| Chart and figure data |
[BEGIN]

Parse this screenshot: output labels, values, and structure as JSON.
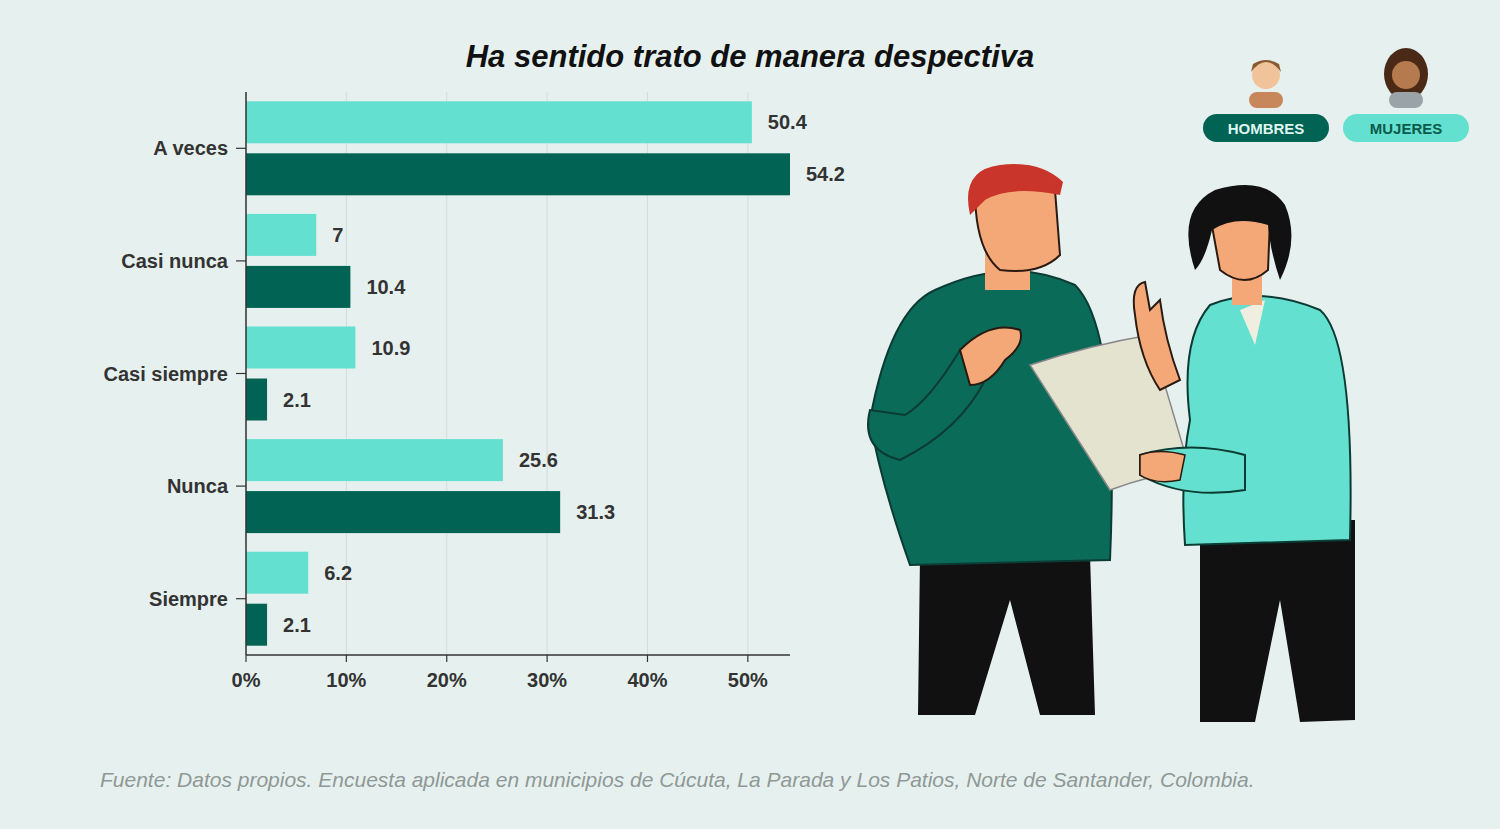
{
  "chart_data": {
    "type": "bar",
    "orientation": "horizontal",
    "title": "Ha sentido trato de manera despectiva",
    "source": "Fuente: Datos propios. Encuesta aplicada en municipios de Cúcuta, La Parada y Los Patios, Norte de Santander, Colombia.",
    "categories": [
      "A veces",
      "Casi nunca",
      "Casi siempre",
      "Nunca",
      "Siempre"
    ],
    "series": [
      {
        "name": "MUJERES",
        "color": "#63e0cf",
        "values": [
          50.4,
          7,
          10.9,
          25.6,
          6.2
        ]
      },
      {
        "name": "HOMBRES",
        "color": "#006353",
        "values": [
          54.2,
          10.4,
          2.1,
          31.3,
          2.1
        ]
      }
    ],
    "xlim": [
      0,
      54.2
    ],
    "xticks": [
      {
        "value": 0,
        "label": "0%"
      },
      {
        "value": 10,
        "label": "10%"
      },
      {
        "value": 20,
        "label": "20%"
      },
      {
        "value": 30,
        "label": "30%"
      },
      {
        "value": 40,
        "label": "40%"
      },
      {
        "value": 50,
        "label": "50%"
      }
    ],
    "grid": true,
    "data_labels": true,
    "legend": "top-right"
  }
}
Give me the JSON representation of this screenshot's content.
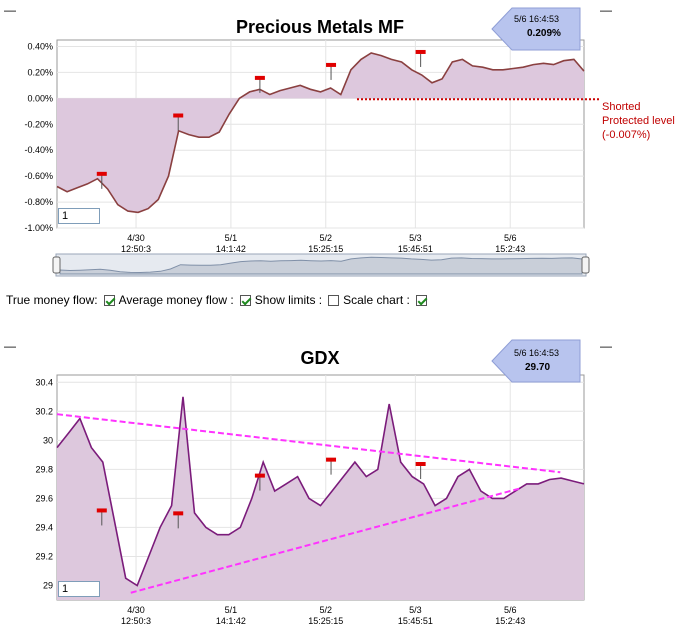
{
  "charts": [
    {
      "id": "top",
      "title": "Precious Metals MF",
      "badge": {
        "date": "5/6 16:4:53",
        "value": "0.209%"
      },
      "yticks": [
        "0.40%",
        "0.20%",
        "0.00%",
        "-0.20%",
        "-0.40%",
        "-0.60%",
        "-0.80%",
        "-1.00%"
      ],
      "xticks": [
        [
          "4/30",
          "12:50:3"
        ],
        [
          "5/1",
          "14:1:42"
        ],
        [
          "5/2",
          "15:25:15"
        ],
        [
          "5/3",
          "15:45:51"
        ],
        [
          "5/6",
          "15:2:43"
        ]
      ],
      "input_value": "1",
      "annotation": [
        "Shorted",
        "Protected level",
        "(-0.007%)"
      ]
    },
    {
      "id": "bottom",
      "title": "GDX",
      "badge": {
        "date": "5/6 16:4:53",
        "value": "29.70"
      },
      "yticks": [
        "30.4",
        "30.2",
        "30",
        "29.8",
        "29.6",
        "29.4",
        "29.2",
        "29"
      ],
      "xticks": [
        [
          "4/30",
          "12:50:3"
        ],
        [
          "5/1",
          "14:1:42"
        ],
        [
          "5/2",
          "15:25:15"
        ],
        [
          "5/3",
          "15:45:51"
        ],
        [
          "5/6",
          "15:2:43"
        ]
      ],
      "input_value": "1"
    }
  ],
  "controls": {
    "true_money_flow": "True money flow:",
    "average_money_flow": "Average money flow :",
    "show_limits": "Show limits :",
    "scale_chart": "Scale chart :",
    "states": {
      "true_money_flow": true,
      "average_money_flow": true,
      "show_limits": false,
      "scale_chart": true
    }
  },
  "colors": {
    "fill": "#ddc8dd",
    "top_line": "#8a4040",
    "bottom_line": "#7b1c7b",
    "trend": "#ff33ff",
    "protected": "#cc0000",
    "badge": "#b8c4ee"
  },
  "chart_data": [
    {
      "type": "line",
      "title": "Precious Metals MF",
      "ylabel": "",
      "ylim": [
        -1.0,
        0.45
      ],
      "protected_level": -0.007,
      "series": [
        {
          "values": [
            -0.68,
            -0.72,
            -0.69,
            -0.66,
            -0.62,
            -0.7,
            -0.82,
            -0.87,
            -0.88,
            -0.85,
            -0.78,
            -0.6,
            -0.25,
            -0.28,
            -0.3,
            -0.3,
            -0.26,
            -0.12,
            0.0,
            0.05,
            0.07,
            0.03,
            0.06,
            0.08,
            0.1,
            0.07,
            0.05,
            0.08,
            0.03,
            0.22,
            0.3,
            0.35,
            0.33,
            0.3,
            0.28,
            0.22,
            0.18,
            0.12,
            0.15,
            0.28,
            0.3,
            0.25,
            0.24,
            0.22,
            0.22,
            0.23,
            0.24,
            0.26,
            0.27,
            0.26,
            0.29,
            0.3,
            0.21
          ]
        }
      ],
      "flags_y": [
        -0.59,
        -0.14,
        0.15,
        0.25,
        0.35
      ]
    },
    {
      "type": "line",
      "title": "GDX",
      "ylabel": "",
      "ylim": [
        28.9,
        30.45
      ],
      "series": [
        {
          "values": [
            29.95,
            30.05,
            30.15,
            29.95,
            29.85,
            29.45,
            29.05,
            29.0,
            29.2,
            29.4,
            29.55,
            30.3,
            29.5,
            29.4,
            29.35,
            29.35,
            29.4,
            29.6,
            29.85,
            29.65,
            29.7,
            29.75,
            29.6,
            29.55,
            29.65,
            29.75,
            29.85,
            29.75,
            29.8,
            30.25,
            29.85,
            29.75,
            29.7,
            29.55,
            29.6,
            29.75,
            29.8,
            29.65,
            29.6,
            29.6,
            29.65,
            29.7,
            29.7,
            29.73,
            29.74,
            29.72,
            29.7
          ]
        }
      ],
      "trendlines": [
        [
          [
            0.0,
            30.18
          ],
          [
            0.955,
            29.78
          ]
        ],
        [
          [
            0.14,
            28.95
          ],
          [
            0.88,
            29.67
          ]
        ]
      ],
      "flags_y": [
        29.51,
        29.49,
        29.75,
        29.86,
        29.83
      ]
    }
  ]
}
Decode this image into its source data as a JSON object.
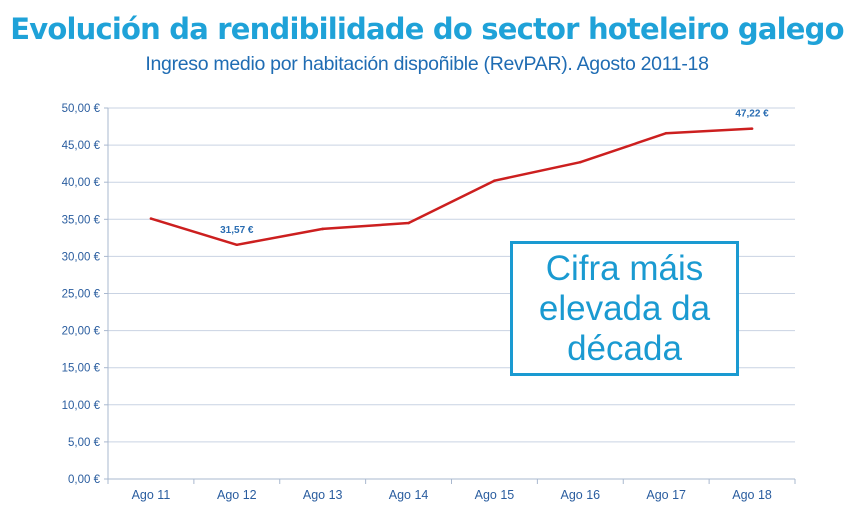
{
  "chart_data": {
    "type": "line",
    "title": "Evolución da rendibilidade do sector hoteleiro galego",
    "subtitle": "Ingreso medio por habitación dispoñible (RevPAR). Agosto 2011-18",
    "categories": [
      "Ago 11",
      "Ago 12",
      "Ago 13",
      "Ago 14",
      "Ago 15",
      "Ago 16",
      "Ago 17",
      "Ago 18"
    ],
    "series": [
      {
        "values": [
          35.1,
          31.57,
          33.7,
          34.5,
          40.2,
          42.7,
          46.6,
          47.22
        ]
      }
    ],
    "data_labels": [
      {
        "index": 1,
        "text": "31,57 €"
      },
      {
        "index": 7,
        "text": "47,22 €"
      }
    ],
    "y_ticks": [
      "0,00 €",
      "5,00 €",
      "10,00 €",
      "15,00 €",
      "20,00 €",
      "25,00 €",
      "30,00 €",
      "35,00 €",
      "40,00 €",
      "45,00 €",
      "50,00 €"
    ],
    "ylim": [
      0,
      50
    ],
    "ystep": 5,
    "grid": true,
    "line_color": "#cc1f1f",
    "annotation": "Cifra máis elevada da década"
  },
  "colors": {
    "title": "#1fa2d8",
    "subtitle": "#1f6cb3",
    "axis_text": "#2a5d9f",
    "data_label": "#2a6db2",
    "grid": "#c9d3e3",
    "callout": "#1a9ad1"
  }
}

[END]

| Work to be completed |
From start to finish, output the listing exactly, but omit its pictures.

| Expected output |
Parse this screenshot: output labels, values, and structure as JSON.
{
  "chart_data": {
    "type": "bar",
    "orientation": "horizontal",
    "title": "Ha sentido trato de manera despectiva",
    "source": "Fuente: Datos propios. Encuesta aplicada en municipios de Cúcuta, La Parada y Los Patios, Norte de Santander, Colombia.",
    "categories": [
      "A veces",
      "Casi nunca",
      "Casi siempre",
      "Nunca",
      "Siempre"
    ],
    "series": [
      {
        "name": "MUJERES",
        "color": "#63e0cf",
        "values": [
          50.4,
          7,
          10.9,
          25.6,
          6.2
        ]
      },
      {
        "name": "HOMBRES",
        "color": "#006353",
        "values": [
          54.2,
          10.4,
          2.1,
          31.3,
          2.1
        ]
      }
    ],
    "xlim": [
      0,
      54.2
    ],
    "xticks": [
      {
        "value": 0,
        "label": "0%"
      },
      {
        "value": 10,
        "label": "10%"
      },
      {
        "value": 20,
        "label": "20%"
      },
      {
        "value": 30,
        "label": "30%"
      },
      {
        "value": 40,
        "label": "40%"
      },
      {
        "value": 50,
        "label": "50%"
      }
    ],
    "grid": true,
    "data_labels": true,
    "legend": "top-right"
  }
}
Give me the JSON representation of this screenshot's content.
{
  "charts": [
    {
      "id": "top",
      "title": "Precious Metals MF",
      "badge": {
        "date": "5/6 16:4:53",
        "value": "0.209%"
      },
      "yticks": [
        "0.40%",
        "0.20%",
        "0.00%",
        "-0.20%",
        "-0.40%",
        "-0.60%",
        "-0.80%",
        "-1.00%"
      ],
      "xticks": [
        [
          "4/30",
          "12:50:3"
        ],
        [
          "5/1",
          "14:1:42"
        ],
        [
          "5/2",
          "15:25:15"
        ],
        [
          "5/3",
          "15:45:51"
        ],
        [
          "5/6",
          "15:2:43"
        ]
      ],
      "input_value": "1",
      "annotation": [
        "Shorted",
        "Protected level",
        "(-0.007%)"
      ]
    },
    {
      "id": "bottom",
      "title": "GDX",
      "badge": {
        "date": "5/6 16:4:53",
        "value": "29.70"
      },
      "yticks": [
        "30.4",
        "30.2",
        "30",
        "29.8",
        "29.6",
        "29.4",
        "29.2",
        "29"
      ],
      "xticks": [
        [
          "4/30",
          "12:50:3"
        ],
        [
          "5/1",
          "14:1:42"
        ],
        [
          "5/2",
          "15:25:15"
        ],
        [
          "5/3",
          "15:45:51"
        ],
        [
          "5/6",
          "15:2:43"
        ]
      ],
      "input_value": "1"
    }
  ],
  "controls": {
    "true_money_flow": "True money flow:",
    "average_money_flow": "Average money flow :",
    "show_limits": "Show limits :",
    "scale_chart": "Scale chart :",
    "states": {
      "true_money_flow": true,
      "average_money_flow": true,
      "show_limits": false,
      "scale_chart": true
    }
  },
  "colors": {
    "fill": "#ddc8dd",
    "top_line": "#8a4040",
    "bottom_line": "#7b1c7b",
    "trend": "#ff33ff",
    "protected": "#cc0000",
    "badge": "#b8c4ee"
  },
  "chart_data": [
    {
      "type": "line",
      "title": "Precious Metals MF",
      "ylabel": "",
      "ylim": [
        -1.0,
        0.45
      ],
      "protected_level": -0.007,
      "series": [
        {
          "values": [
            -0.68,
            -0.72,
            -0.69,
            -0.66,
            -0.62,
            -0.7,
            -0.82,
            -0.87,
            -0.88,
            -0.85,
            -0.78,
            -0.6,
            -0.25,
            -0.28,
            -0.3,
            -0.3,
            -0.26,
            -0.12,
            0.0,
            0.05,
            0.07,
            0.03,
            0.06,
            0.08,
            0.1,
            0.07,
            0.05,
            0.08,
            0.03,
            0.22,
            0.3,
            0.35,
            0.33,
            0.3,
            0.28,
            0.22,
            0.18,
            0.12,
            0.15,
            0.28,
            0.3,
            0.25,
            0.24,
            0.22,
            0.22,
            0.23,
            0.24,
            0.26,
            0.27,
            0.26,
            0.29,
            0.3,
            0.21
          ]
        }
      ],
      "flags_y": [
        -0.59,
        -0.14,
        0.15,
        0.25,
        0.35
      ]
    },
    {
      "type": "line",
      "title": "GDX",
      "ylabel": "",
      "ylim": [
        28.9,
        30.45
      ],
      "series": [
        {
          "values": [
            29.95,
            30.05,
            30.15,
            29.95,
            29.85,
            29.45,
            29.05,
            29.0,
            29.2,
            29.4,
            29.55,
            30.3,
            29.5,
            29.4,
            29.35,
            29.35,
            29.4,
            29.6,
            29.85,
            29.65,
            29.7,
            29.75,
            29.6,
            29.55,
            29.65,
            29.75,
            29.85,
            29.75,
            29.8,
            30.25,
            29.85,
            29.75,
            29.7,
            29.55,
            29.6,
            29.75,
            29.8,
            29.65,
            29.6,
            29.6,
            29.65,
            29.7,
            29.7,
            29.73,
            29.74,
            29.72,
            29.7
          ]
        }
      ],
      "trendlines": [
        [
          [
            0.0,
            30.18
          ],
          [
            0.955,
            29.78
          ]
        ],
        [
          [
            0.14,
            28.95
          ],
          [
            0.88,
            29.67
          ]
        ]
      ],
      "flags_y": [
        29.51,
        29.49,
        29.75,
        29.86,
        29.83
      ]
    }
  ]
}
Decode this image into its source data as a JSON object.
{
  "chart_data": {
    "type": "line",
    "title": "Evolución da rendibilidade do sector hoteleiro galego",
    "subtitle": "Ingreso medio por habitación dispoñible (RevPAR). Agosto 2011-18",
    "categories": [
      "Ago 11",
      "Ago 12",
      "Ago 13",
      "Ago 14",
      "Ago 15",
      "Ago 16",
      "Ago 17",
      "Ago 18"
    ],
    "series": [
      {
        "values": [
          35.1,
          31.57,
          33.7,
          34.5,
          40.2,
          42.7,
          46.6,
          47.22
        ]
      }
    ],
    "data_labels": [
      {
        "index": 1,
        "text": "31,57 €"
      },
      {
        "index": 7,
        "text": "47,22 €"
      }
    ],
    "y_ticks": [
      "0,00 €",
      "5,00 €",
      "10,00 €",
      "15,00 €",
      "20,00 €",
      "25,00 €",
      "30,00 €",
      "35,00 €",
      "40,00 €",
      "45,00 €",
      "50,00 €"
    ],
    "ylim": [
      0,
      50
    ],
    "ystep": 5,
    "grid": true,
    "line_color": "#cc1f1f",
    "annotation": "Cifra máis elevada da década"
  },
  "colors": {
    "title": "#1fa2d8",
    "subtitle": "#1f6cb3",
    "axis_text": "#2a5d9f",
    "data_label": "#2a6db2",
    "grid": "#c9d3e3",
    "callout": "#1a9ad1"
  }
}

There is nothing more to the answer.